• [What is asked] Of the lines in the entries below, state how many hold the word "利息不會存在". Say nothing else.

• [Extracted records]
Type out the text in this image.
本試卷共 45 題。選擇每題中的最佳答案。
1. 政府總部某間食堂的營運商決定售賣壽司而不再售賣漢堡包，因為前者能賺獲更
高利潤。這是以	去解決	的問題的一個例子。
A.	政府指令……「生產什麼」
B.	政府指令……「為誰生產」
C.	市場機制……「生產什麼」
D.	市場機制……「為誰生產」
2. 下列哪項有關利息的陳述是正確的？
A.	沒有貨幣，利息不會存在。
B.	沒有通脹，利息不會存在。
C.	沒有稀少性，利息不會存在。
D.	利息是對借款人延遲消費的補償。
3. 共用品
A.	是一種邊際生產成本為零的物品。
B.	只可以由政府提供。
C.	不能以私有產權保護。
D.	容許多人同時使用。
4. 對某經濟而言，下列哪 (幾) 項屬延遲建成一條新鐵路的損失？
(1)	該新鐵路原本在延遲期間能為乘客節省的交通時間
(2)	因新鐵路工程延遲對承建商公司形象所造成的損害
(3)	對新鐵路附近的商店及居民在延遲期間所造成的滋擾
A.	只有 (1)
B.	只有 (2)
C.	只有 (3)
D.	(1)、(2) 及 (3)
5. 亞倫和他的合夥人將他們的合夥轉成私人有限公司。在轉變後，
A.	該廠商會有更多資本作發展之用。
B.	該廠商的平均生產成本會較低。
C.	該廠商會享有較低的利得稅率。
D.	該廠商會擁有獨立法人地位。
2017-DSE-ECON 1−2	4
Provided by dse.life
...
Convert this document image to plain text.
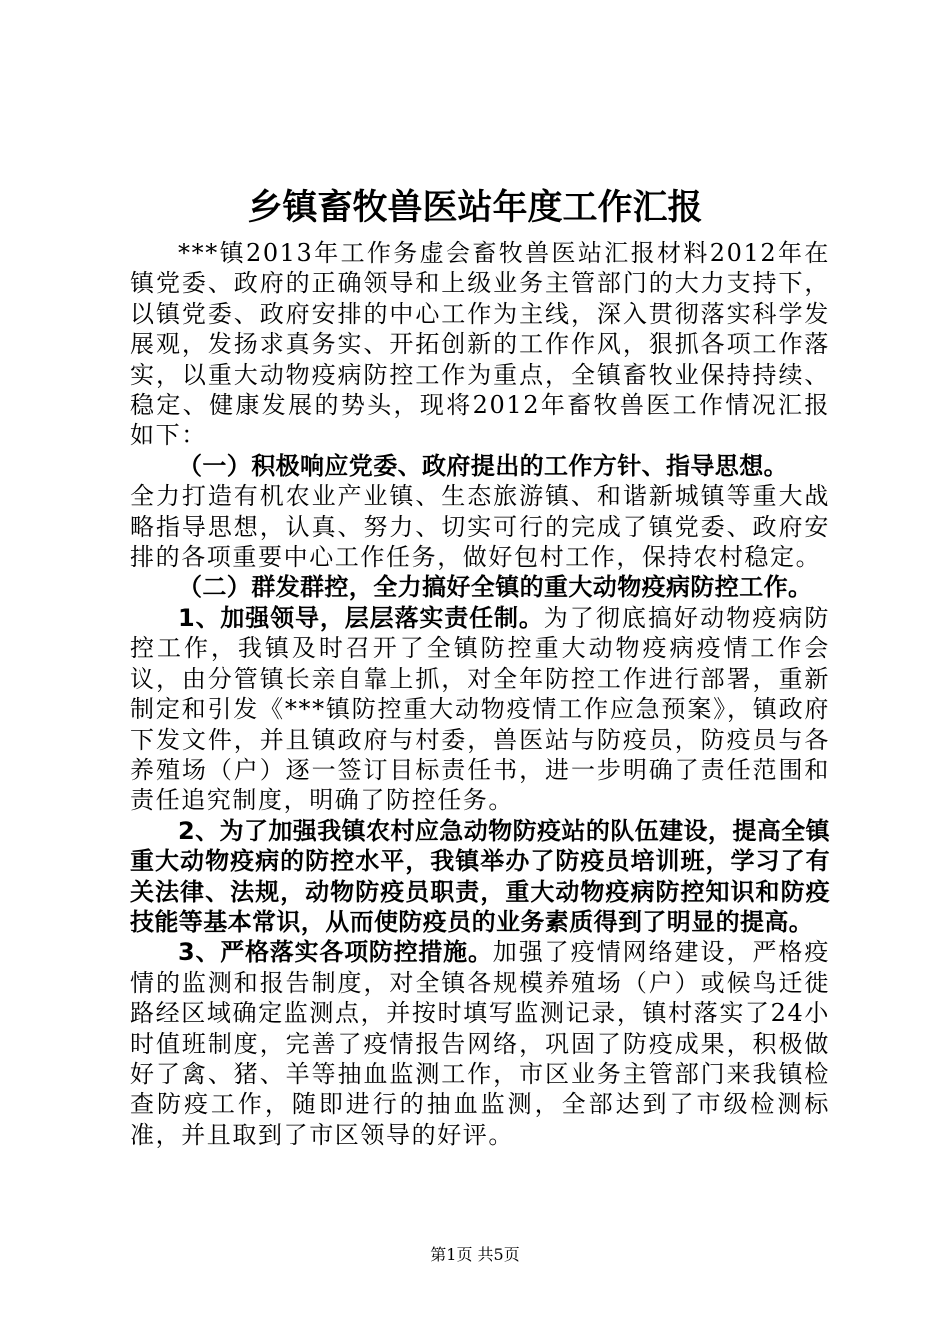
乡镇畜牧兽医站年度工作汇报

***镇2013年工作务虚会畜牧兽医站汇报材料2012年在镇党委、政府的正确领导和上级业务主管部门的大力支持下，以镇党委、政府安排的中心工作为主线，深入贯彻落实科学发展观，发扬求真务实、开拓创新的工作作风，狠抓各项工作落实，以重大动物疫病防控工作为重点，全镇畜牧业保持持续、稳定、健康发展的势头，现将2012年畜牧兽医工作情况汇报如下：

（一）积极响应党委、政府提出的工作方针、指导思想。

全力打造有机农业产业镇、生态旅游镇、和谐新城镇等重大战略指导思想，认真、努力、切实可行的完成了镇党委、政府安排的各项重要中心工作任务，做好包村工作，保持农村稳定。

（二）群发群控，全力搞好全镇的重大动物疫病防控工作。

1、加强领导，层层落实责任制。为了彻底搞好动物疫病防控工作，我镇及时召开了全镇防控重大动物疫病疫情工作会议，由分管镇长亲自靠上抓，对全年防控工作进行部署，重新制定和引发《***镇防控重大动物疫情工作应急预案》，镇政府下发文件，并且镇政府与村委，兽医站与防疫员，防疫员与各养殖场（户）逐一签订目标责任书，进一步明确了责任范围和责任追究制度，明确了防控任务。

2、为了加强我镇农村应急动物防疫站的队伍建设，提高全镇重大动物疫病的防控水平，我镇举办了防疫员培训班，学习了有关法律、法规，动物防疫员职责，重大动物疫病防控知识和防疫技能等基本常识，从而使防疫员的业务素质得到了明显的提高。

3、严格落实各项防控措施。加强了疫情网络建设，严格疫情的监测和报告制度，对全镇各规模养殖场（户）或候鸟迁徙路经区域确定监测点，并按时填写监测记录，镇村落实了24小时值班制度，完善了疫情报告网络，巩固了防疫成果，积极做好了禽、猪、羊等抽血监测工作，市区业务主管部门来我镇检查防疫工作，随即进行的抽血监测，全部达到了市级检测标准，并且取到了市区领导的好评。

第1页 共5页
...
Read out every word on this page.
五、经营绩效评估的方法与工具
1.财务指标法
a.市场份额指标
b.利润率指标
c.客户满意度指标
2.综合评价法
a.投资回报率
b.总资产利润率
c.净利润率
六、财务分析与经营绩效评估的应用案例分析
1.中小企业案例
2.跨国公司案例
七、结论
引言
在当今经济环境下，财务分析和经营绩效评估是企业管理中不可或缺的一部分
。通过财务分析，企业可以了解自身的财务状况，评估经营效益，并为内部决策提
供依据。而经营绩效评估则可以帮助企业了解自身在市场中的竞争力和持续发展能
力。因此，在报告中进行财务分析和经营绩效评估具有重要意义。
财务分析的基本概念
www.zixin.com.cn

• [Result of this exercise] 3